**Do this**
Type out the material below exactly.

**Data for this task**
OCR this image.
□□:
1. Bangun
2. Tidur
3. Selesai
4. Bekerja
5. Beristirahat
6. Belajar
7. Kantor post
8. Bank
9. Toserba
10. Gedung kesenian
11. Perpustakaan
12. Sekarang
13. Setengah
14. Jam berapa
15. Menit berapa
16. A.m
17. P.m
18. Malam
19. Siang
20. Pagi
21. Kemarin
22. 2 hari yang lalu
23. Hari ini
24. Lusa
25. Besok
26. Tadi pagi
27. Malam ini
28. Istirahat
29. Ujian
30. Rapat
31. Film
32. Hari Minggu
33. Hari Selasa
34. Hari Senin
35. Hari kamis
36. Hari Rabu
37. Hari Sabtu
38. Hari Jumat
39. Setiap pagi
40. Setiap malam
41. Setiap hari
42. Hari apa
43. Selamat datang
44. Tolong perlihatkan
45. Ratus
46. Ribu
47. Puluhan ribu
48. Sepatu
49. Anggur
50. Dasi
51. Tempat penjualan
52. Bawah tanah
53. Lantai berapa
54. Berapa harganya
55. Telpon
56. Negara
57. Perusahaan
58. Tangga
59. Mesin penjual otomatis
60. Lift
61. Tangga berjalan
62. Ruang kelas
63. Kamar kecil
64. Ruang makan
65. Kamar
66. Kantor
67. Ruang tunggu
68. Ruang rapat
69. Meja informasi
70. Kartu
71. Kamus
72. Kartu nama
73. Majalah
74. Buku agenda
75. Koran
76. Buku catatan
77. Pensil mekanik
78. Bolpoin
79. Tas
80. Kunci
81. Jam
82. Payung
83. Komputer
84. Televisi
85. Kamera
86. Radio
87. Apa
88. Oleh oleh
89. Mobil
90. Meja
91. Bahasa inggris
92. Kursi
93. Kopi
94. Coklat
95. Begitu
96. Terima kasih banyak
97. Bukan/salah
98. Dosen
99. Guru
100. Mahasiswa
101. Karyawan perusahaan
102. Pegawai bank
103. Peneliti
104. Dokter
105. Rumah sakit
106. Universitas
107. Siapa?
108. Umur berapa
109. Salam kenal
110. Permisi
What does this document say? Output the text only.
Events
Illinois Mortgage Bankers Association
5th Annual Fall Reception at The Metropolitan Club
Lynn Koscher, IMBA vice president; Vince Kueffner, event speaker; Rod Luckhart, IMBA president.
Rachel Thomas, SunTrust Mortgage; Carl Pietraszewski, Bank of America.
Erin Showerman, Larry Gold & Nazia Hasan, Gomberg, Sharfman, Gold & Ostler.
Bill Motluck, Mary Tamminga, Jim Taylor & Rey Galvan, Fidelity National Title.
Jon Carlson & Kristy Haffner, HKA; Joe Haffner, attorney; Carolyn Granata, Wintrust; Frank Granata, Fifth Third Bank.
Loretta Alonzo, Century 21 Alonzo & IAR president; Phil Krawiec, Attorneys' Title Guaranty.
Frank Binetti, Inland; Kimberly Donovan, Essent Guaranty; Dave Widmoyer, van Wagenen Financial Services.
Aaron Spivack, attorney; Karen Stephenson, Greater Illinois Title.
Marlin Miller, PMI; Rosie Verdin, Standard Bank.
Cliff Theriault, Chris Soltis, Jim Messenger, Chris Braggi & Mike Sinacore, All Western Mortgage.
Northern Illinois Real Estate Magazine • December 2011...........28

**Response for this exercise**
OCR this image.
□□:
1. Bangun
2. Tidur
3. Selesai
4. Bekerja
5. Beristirahat
6. Belajar
7. Kantor post
8. Bank
9. Toserba
10. Gedung kesenian
11. Perpustakaan
12. Sekarang
13. Setengah
14. Jam berapa
15. Menit berapa
16. A.m
17. P.m
18. Malam
19. Siang
20. Pagi
21. Kemarin
22. 2 hari yang lalu
23. Hari ini
24. Lusa
25. Besok
26. Tadi pagi
27. Malam ini
28. Istirahat
29. Ujian
30. Rapat
31. Film
32. Hari Minggu
33. Hari Selasa
34. Hari Senin
35. Hari kamis
36. Hari Rabu
37. Hari Sabtu
38. Hari Jumat
39. Setiap pagi
40. Setiap malam
41. Setiap hari
42. Hari apa
43. Selamat datang
44. Tolong perlihatkan
45. Ratus
46. Ribu
47. Puluhan ribu
48. Sepatu
49. Anggur
50. Dasi
51. Tempat penjualan
52. Bawah tanah
53. Lantai berapa
54. Berapa harganya
55. Telpon
56. Negara
57. Perusahaan
58. Tangga
59. Mesin penjual otomatis
60. Lift
61. Tangga berjalan
62. Ruang kelas
63. Kamar kecil
64. Ruang makan
65. Kamar
66. Kantor
67. Ruang tunggu
68. Ruang rapat
69. Meja informasi
70. Kartu
71. Kamus
72. Kartu nama
73. Majalah
74. Buku agenda
75. Koran
76. Buku catatan
77. Pensil mekanik
78. Bolpoin
79. Tas
80. Kunci
81. Jam
82. Payung
83. Komputer
84. Televisi
85. Kamera
86. Radio
87. Apa
88. Oleh oleh
89. Mobil
90. Meja
91. Bahasa inggris
92. Kursi
93. Kopi
94. Coklat
95. Begitu
96. Terima kasih banyak
97. Bukan/salah
98. Dosen
99. Guru
100. Mahasiswa
101. Karyawan perusahaan
102. Pegawai bank
103. Peneliti
104. Dokter
105. Rumah sakit
106. Universitas
107. Siapa?
108. Umur berapa
109. Salam kenal
110. Permisi
What does this document say? Output the text only.
Events
Illinois Mortgage Bankers Association
5th Annual Fall Reception at The Metropolitan Club
Lynn Koscher, IMBA vice president; Vince Kueffner, event speaker; Rod Luckhart, IMBA president.
Rachel Thomas, SunTrust Mortgage; Carl Pietraszewski, Bank of America.
Erin Showerman, Larry Gold & Nazia Hasan, Gomberg, Sharfman, Gold & Ostler.
Bill Motluck, Mary Tamminga, Jim Taylor & Rey Galvan, Fidelity National Title.
Jon Carlson & Kristy Haffner, HKA; Joe Haffner, attorney; Carolyn Granata, Wintrust; Frank Granata, Fifth Third Bank.
Loretta Alonzo, Century 21 Alonzo & IAR president; Phil Krawiec, Attorneys' Title Guaranty.
Frank Binetti, Inland; Kimberly Donovan, Essent Guaranty; Dave Widmoyer, van Wagenen Financial Services.
Aaron Spivack, attorney; Karen Stephenson, Greater Illinois Title.
Marlin Miller, PMI; Rosie Verdin, Standard Bank.
Cliff Theriault, Chris Soltis, Jim Messenger, Chris Braggi & Mike Sinacore, All Western Mortgage.
Northern Illinois Real Estate Magazine • December 2011...........28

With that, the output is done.